RECORDS PROVIDED
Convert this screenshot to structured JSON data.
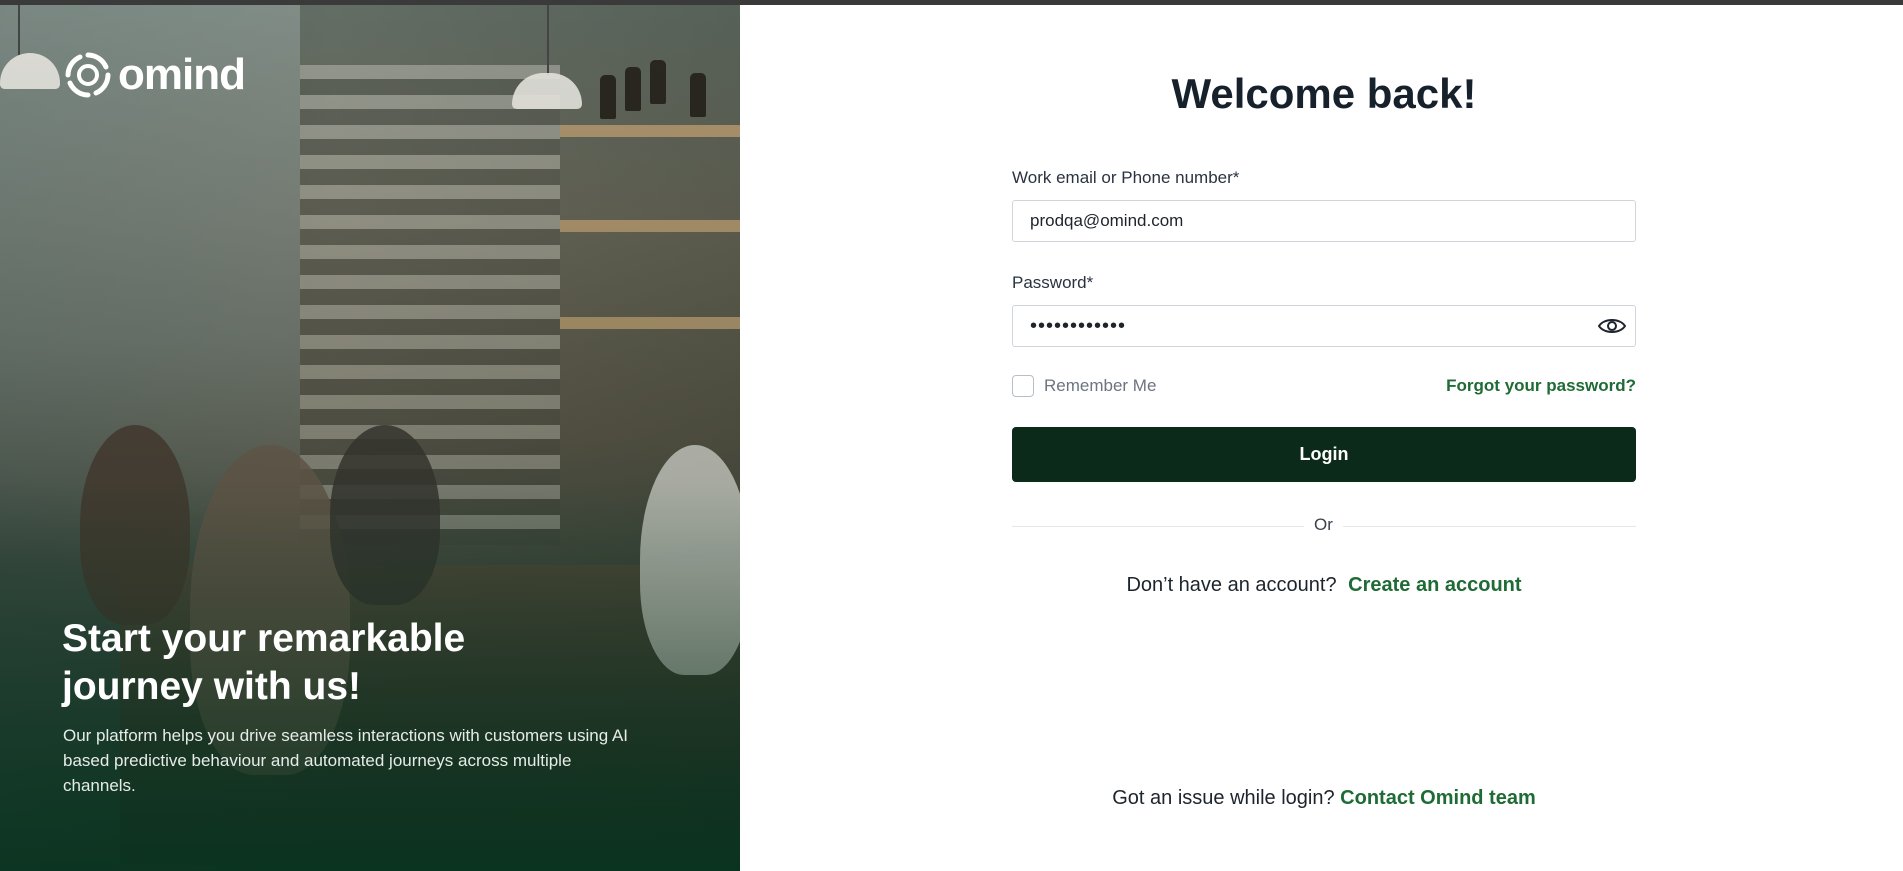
{
  "brand": {
    "name": "omind"
  },
  "hero": {
    "title_line1": "Start your remarkable",
    "title_line2": "journey with us!",
    "description": "Our platform helps you drive seamless interactions with customers using AI based predictive behaviour and automated journeys across multiple channels."
  },
  "form": {
    "heading": "Welcome back!",
    "email_label": "Work email or Phone number*",
    "email_value": "prodqa@omind.com",
    "password_label": "Password*",
    "password_value": "••••••••••••",
    "remember_label": "Remember Me",
    "remember_checked": false,
    "forgot_link": "Forgot your password?",
    "login_button": "Login",
    "or_text": "Or",
    "signup_prompt": "Don’t have an account?",
    "signup_link": "Create an account",
    "issue_prompt": "Got an issue while login?",
    "issue_link": "Contact Omind team"
  },
  "colors": {
    "primary_dark": "#0b2a1a",
    "link_green": "#1f6b35",
    "heading_text": "#17212b"
  },
  "icons": {
    "logo": "omind-swirl-icon",
    "password_toggle": "eye-icon"
  }
}
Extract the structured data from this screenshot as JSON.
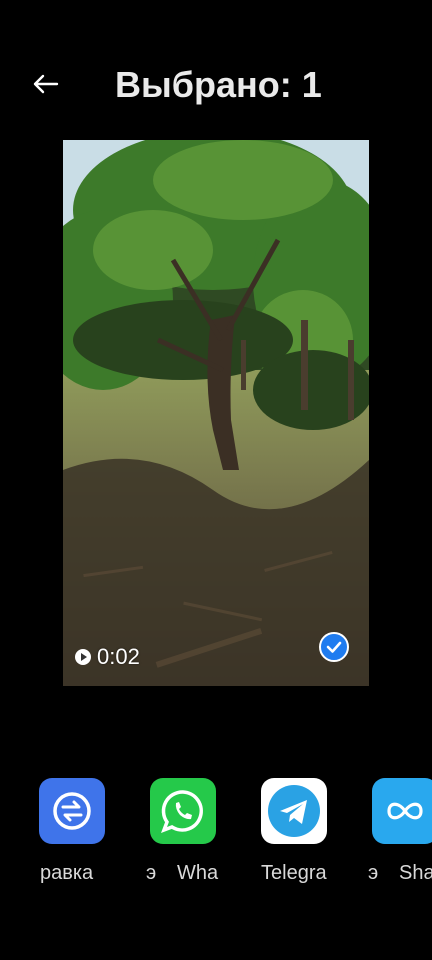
{
  "header": {
    "title": "Выбрано: 1"
  },
  "media": {
    "duration": "0:02",
    "selected": true
  },
  "share": {
    "apps": [
      {
        "label": "равка",
        "icon": "swap-icon",
        "color": "#3f74ea"
      },
      {
        "label": "Wha",
        "icon": "whatsapp-icon",
        "color": "#25c94a"
      },
      {
        "label": "Telegra",
        "icon": "telegram-icon",
        "color": "#ffffff"
      },
      {
        "label": "Sha",
        "icon": "infinity-icon",
        "color": "#29a8ee"
      }
    ],
    "fragments": [
      "",
      "э",
      "э"
    ]
  }
}
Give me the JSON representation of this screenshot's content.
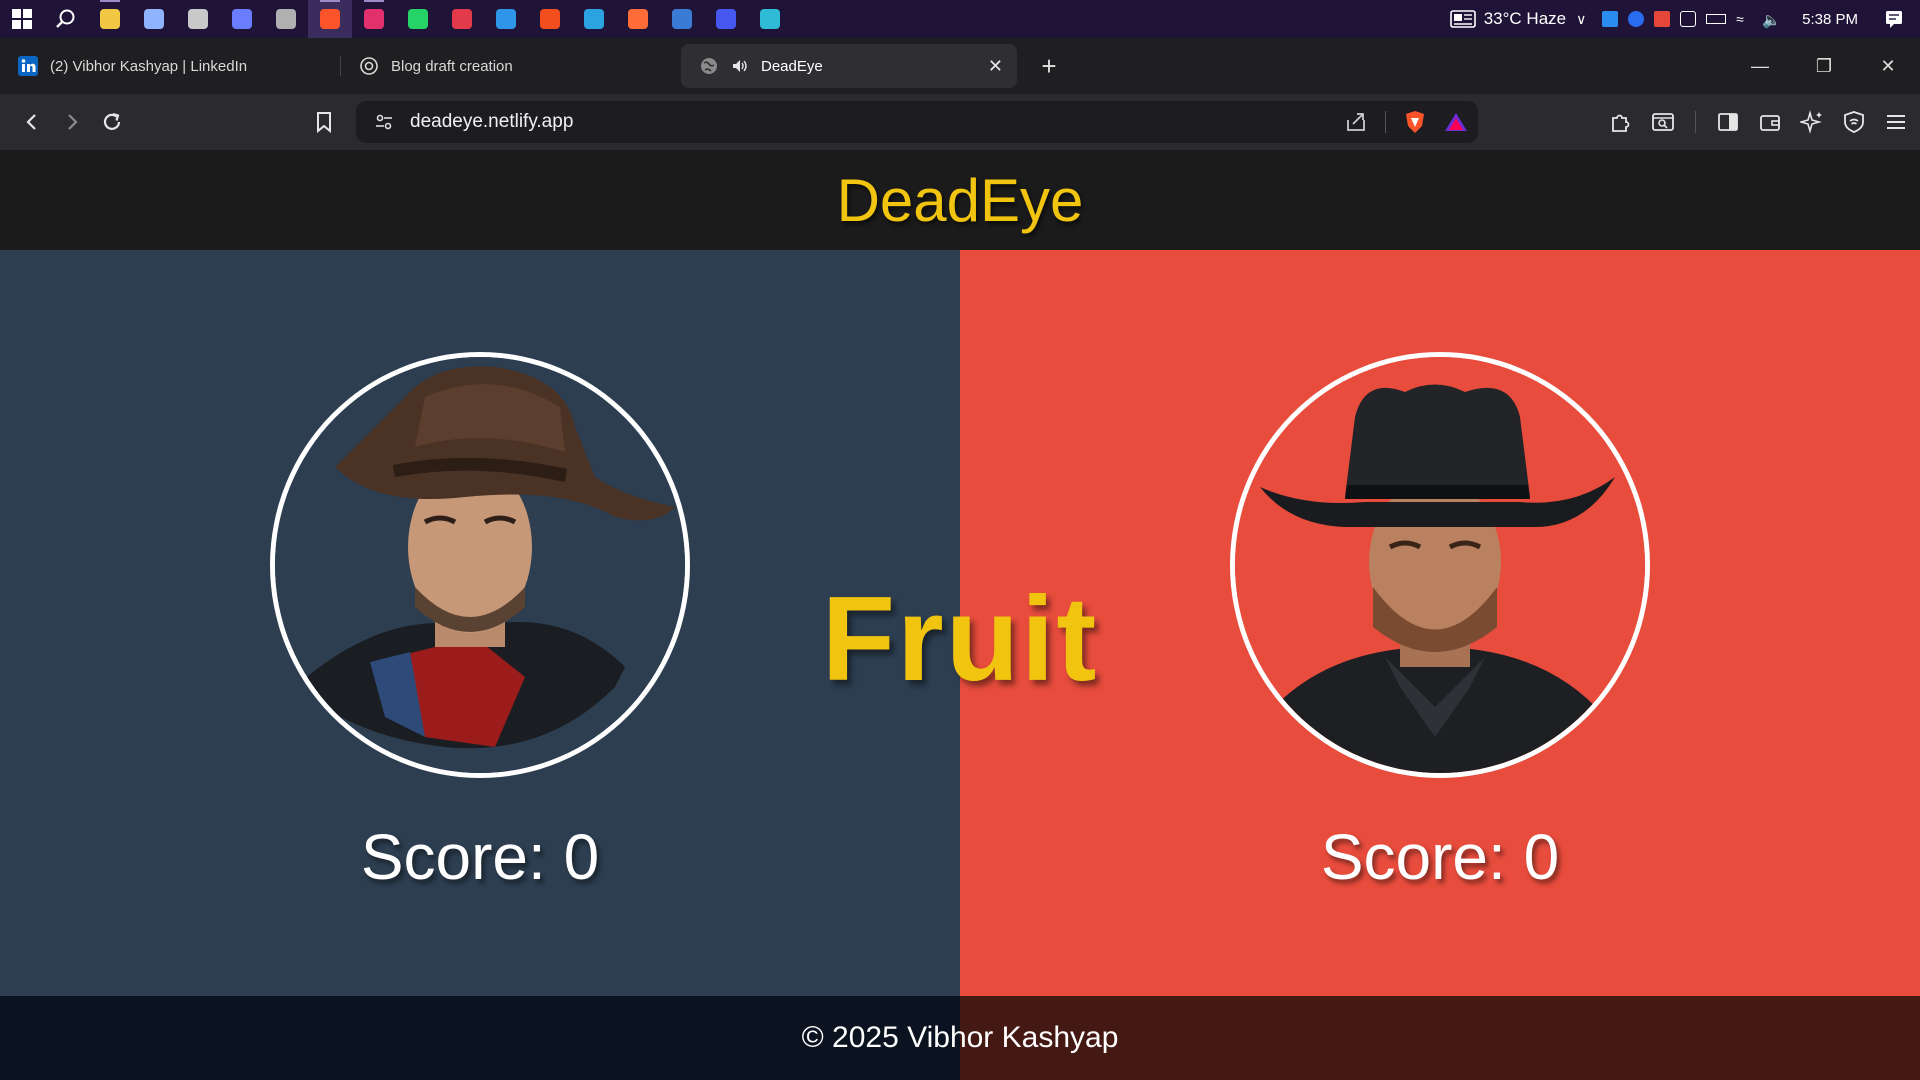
{
  "taskbar": {
    "weather": "33°C  Haze",
    "time": "5:38 PM",
    "apps": [
      {
        "name": "file-explorer-icon",
        "color": "#f2c744",
        "running": true
      },
      {
        "name": "app-icon-1",
        "color": "#8fb4ff",
        "running": false
      },
      {
        "name": "app-icon-2",
        "color": "#c9c9c9",
        "running": false
      },
      {
        "name": "app-icon-3",
        "color": "#6a7cff",
        "running": false
      },
      {
        "name": "app-icon-4",
        "color": "#b0b0b0",
        "running": false
      },
      {
        "name": "brave-icon",
        "color": "#fb542b",
        "running": true
      },
      {
        "name": "instagram-icon",
        "color": "#e1306c",
        "running": true
      },
      {
        "name": "whatsapp-icon",
        "color": "#25d366",
        "running": false
      },
      {
        "name": "app-icon-5",
        "color": "#e23a4b",
        "running": false
      },
      {
        "name": "vscode-icon",
        "color": "#2f95e8",
        "running": false
      },
      {
        "name": "figma-icon",
        "color": "#f24e1e",
        "running": false
      },
      {
        "name": "telegram-icon",
        "color": "#2aa3e0",
        "running": false
      },
      {
        "name": "postman-icon",
        "color": "#ff6c37",
        "running": false
      },
      {
        "name": "app-icon-6",
        "color": "#3a7bd5",
        "running": false
      },
      {
        "name": "intellij-icon",
        "color": "#4658f0",
        "running": false
      },
      {
        "name": "edge-icon",
        "color": "#2fbad6",
        "running": false
      }
    ]
  },
  "tabs": [
    {
      "title": "(2) Vibhor Kashyap | LinkedIn",
      "icon": "linkedin-icon"
    },
    {
      "title": "Blog draft creation",
      "icon": "chatgpt-icon"
    },
    {
      "title": "DeadEye",
      "icon": "globe-icon",
      "active": true,
      "audio": true
    }
  ],
  "address": {
    "url": "deadeye.netlify.app"
  },
  "site": {
    "title": "DeadEye",
    "word": "Fruit",
    "players": [
      {
        "score_label": "Score: 0"
      },
      {
        "score_label": "Score: 0"
      }
    ],
    "footer": "© 2025 Vibhor Kashyap"
  },
  "colors": {
    "accent": "#f1c40f",
    "left_panel": "#2c3e50",
    "right_panel": "#e74c3c",
    "header": "#1b1b1b"
  }
}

TASK PROMPT
Set the listing down in full and exactly. Pictures within it should not appear in the copy.

EXERCISE RESPONSE
Convert this screenshot to structured JSON data.
{
  "brand": {
    "name": "omind"
  },
  "hero": {
    "title_line1": "Start your remarkable",
    "title_line2": "journey with us!",
    "description": "Our platform helps you drive seamless interactions with customers using AI based predictive behaviour and automated journeys across multiple channels."
  },
  "form": {
    "heading": "Welcome back!",
    "email_label": "Work email or Phone number*",
    "email_value": "prodqa@omind.com",
    "password_label": "Password*",
    "password_value": "••••••••••••",
    "remember_label": "Remember Me",
    "remember_checked": false,
    "forgot_link": "Forgot your password?",
    "login_button": "Login",
    "or_text": "Or",
    "signup_prompt": "Don’t have an account?",
    "signup_link": "Create an account",
    "issue_prompt": "Got an issue while login?",
    "issue_link": "Contact Omind team"
  },
  "colors": {
    "primary_dark": "#0b2a1a",
    "link_green": "#1f6b35",
    "heading_text": "#17212b"
  },
  "icons": {
    "logo": "omind-swirl-icon",
    "password_toggle": "eye-icon"
  }
}
Extract the structured data from this screenshot as JSON.
{
  "header": {
    "title": "Выбрано: 1"
  },
  "media": {
    "duration": "0:02",
    "selected": true
  },
  "share": {
    "apps": [
      {
        "label": "равка",
        "icon": "swap-icon",
        "color": "#3f74ea"
      },
      {
        "label": "Wha",
        "icon": "whatsapp-icon",
        "color": "#25c94a"
      },
      {
        "label": "Telegra",
        "icon": "telegram-icon",
        "color": "#ffffff"
      },
      {
        "label": "Sha",
        "icon": "infinity-icon",
        "color": "#29a8ee"
      }
    ],
    "fragments": [
      "",
      "э",
      "э"
    ]
  }
}
Give me the JSON representation of this screenshot's content.
{
  "taskbar": {
    "weather": "33°C  Haze",
    "time": "5:38 PM",
    "apps": [
      {
        "name": "file-explorer-icon",
        "color": "#f2c744",
        "running": true
      },
      {
        "name": "app-icon-1",
        "color": "#8fb4ff",
        "running": false
      },
      {
        "name": "app-icon-2",
        "color": "#c9c9c9",
        "running": false
      },
      {
        "name": "app-icon-3",
        "color": "#6a7cff",
        "running": false
      },
      {
        "name": "app-icon-4",
        "color": "#b0b0b0",
        "running": false
      },
      {
        "name": "brave-icon",
        "color": "#fb542b",
        "running": true
      },
      {
        "name": "instagram-icon",
        "color": "#e1306c",
        "running": true
      },
      {
        "name": "whatsapp-icon",
        "color": "#25d366",
        "running": false
      },
      {
        "name": "app-icon-5",
        "color": "#e23a4b",
        "running": false
      },
      {
        "name": "vscode-icon",
        "color": "#2f95e8",
        "running": false
      },
      {
        "name": "figma-icon",
        "color": "#f24e1e",
        "running": false
      },
      {
        "name": "telegram-icon",
        "color": "#2aa3e0",
        "running": false
      },
      {
        "name": "postman-icon",
        "color": "#ff6c37",
        "running": false
      },
      {
        "name": "app-icon-6",
        "color": "#3a7bd5",
        "running": false
      },
      {
        "name": "intellij-icon",
        "color": "#4658f0",
        "running": false
      },
      {
        "name": "edge-icon",
        "color": "#2fbad6",
        "running": false
      }
    ]
  },
  "tabs": [
    {
      "title": "(2) Vibhor Kashyap | LinkedIn",
      "icon": "linkedin-icon"
    },
    {
      "title": "Blog draft creation",
      "icon": "chatgpt-icon"
    },
    {
      "title": "DeadEye",
      "icon": "globe-icon",
      "active": true,
      "audio": true
    }
  ],
  "address": {
    "url": "deadeye.netlify.app"
  },
  "site": {
    "title": "DeadEye",
    "word": "Fruit",
    "players": [
      {
        "score_label": "Score: 0"
      },
      {
        "score_label": "Score: 0"
      }
    ],
    "footer": "© 2025 Vibhor Kashyap"
  },
  "colors": {
    "accent": "#f1c40f",
    "left_panel": "#2c3e50",
    "right_panel": "#e74c3c",
    "header": "#1b1b1b"
  }
}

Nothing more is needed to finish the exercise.